((
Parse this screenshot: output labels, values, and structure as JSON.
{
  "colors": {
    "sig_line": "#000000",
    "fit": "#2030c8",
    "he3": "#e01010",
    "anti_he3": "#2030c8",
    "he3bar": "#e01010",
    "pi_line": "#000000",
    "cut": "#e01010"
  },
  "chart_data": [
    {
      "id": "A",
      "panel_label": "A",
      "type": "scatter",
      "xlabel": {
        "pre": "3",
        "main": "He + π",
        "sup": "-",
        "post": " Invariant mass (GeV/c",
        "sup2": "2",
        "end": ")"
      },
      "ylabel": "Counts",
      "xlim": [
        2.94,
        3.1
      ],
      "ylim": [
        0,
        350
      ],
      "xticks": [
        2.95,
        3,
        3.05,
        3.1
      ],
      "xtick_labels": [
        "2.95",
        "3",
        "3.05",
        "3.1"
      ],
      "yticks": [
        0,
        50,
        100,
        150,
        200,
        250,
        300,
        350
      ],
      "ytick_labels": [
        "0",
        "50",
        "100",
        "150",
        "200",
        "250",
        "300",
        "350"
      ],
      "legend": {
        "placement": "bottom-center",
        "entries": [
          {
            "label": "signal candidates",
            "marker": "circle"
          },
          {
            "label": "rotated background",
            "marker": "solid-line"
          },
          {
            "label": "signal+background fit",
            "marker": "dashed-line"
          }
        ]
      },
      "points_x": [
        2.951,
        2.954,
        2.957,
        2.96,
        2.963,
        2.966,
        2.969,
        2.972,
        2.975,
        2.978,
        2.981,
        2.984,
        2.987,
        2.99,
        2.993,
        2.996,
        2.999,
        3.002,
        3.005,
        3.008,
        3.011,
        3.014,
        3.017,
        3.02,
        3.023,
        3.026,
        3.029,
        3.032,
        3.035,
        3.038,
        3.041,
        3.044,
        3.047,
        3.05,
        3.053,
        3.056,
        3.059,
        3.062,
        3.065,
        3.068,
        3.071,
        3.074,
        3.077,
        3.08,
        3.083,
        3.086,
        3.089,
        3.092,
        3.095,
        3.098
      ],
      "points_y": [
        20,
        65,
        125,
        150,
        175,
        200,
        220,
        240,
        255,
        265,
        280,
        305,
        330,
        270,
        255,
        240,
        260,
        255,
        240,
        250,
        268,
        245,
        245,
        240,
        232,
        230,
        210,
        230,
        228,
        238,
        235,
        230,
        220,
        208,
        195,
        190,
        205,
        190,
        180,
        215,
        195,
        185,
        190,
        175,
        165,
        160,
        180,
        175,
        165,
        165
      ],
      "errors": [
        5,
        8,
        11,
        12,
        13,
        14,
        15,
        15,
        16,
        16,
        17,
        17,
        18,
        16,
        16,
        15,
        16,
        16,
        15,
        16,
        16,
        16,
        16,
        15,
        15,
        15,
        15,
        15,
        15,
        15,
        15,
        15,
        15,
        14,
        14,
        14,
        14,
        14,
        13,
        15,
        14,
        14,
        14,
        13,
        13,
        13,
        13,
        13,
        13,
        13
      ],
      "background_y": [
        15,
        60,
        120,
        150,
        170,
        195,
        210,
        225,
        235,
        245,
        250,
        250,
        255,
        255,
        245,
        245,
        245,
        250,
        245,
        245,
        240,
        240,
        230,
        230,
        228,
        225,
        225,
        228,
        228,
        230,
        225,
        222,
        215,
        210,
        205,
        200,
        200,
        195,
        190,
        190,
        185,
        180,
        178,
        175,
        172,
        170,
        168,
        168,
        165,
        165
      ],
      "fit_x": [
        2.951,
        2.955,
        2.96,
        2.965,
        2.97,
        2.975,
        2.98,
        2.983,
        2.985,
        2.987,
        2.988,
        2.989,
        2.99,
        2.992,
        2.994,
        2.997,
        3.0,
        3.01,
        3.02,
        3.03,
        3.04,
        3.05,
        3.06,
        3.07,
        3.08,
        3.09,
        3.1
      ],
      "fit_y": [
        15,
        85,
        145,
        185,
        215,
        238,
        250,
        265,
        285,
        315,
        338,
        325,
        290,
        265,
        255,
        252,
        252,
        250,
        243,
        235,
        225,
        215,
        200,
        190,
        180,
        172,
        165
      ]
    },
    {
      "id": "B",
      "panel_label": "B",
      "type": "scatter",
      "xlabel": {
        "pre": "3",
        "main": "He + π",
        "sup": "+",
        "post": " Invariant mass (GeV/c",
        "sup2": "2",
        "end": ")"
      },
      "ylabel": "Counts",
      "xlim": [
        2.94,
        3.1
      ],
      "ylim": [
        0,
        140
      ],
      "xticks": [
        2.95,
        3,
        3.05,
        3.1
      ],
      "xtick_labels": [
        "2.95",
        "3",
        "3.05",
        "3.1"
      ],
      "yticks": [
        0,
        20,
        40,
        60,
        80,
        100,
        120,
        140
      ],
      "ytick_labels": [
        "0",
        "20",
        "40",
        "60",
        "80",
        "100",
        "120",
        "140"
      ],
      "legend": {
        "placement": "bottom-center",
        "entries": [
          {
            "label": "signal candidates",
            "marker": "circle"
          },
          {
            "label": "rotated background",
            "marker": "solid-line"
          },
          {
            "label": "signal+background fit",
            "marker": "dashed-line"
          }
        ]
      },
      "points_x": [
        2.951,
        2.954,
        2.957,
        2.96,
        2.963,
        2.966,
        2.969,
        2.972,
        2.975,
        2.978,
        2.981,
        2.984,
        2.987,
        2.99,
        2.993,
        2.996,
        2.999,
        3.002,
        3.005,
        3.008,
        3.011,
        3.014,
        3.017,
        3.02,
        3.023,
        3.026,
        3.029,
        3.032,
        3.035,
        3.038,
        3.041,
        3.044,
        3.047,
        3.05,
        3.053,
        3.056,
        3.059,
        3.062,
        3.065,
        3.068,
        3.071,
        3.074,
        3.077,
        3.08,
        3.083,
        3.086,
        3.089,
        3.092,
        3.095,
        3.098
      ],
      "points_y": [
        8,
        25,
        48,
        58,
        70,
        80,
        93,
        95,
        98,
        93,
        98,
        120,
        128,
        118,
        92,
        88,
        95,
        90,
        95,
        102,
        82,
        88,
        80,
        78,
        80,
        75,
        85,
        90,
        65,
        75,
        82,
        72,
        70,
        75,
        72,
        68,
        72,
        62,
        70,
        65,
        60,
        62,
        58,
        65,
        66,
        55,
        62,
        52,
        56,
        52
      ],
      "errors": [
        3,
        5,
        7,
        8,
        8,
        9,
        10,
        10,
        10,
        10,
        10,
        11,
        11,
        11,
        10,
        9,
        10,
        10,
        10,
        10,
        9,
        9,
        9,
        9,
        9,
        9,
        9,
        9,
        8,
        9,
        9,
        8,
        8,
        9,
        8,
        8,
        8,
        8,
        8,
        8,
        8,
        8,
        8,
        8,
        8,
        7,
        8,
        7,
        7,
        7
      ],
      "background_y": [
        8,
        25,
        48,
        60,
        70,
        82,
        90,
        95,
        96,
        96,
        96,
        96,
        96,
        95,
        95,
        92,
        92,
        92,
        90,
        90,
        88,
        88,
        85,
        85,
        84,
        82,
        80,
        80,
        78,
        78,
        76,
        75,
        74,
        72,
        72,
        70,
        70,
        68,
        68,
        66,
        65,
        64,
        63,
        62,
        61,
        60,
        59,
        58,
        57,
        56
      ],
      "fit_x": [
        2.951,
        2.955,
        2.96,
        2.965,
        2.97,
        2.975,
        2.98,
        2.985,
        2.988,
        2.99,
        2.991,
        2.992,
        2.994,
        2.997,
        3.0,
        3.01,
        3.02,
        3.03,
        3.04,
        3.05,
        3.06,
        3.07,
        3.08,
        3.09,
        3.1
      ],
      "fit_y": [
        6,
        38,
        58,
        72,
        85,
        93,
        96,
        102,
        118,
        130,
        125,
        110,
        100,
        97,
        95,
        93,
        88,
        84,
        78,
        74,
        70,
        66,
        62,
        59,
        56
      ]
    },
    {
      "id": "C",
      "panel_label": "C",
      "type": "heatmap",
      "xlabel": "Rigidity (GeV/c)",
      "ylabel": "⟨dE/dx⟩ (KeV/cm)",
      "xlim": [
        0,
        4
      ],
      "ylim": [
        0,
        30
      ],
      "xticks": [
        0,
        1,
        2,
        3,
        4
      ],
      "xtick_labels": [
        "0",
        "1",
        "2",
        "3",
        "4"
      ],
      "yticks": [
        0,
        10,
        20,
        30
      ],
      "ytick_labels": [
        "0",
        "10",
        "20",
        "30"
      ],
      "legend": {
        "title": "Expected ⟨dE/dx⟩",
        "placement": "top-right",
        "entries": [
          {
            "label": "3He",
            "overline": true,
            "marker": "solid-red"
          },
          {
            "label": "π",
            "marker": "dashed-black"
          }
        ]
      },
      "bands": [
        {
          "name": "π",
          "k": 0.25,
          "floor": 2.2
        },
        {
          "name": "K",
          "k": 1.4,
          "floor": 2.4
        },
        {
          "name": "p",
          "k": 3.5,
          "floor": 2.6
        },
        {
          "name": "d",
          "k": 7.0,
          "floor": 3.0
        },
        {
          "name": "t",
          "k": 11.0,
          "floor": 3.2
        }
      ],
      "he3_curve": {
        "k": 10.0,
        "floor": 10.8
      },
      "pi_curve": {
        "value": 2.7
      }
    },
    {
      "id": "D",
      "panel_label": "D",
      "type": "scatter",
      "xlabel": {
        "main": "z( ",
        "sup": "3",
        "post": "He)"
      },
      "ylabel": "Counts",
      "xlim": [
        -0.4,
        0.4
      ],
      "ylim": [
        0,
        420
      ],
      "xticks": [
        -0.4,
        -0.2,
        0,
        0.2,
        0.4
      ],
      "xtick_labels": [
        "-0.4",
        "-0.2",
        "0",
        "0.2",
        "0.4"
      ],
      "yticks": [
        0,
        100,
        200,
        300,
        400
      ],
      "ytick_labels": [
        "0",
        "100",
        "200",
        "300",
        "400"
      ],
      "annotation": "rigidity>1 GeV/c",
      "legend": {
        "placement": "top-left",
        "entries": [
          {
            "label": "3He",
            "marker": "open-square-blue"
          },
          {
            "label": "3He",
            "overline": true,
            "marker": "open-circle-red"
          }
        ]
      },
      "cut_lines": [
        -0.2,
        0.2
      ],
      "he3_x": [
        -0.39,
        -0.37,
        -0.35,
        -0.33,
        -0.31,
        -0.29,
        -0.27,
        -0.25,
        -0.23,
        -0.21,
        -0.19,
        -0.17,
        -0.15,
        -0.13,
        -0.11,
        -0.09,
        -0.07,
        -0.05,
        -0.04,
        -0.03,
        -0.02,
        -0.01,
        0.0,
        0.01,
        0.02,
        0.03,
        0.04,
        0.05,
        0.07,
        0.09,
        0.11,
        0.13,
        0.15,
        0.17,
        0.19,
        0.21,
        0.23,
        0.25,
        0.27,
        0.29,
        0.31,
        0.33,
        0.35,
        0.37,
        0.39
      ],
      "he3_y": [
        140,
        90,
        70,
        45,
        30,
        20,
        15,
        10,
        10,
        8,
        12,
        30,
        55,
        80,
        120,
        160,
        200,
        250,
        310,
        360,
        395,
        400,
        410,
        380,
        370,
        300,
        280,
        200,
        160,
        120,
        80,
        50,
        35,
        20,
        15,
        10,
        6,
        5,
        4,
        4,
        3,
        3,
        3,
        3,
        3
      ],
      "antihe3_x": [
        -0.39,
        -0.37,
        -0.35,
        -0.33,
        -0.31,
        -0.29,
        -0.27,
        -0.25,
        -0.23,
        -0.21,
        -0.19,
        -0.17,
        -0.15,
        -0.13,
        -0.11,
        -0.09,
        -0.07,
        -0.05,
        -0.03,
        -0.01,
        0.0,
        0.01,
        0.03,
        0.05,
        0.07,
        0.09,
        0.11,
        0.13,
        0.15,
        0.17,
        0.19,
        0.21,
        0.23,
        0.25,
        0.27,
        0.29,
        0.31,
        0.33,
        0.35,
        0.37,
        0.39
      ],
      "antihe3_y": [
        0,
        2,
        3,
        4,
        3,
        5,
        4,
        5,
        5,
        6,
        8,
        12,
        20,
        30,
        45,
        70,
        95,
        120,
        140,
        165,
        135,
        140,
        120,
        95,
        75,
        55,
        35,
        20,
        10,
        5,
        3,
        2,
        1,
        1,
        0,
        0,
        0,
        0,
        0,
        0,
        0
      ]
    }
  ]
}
))
=== Set exercise ===
Each line that has the word "open" should be copied.

=== Response to this task ===
            "marker": "open-square-blue"
            "marker": "open-circle-red"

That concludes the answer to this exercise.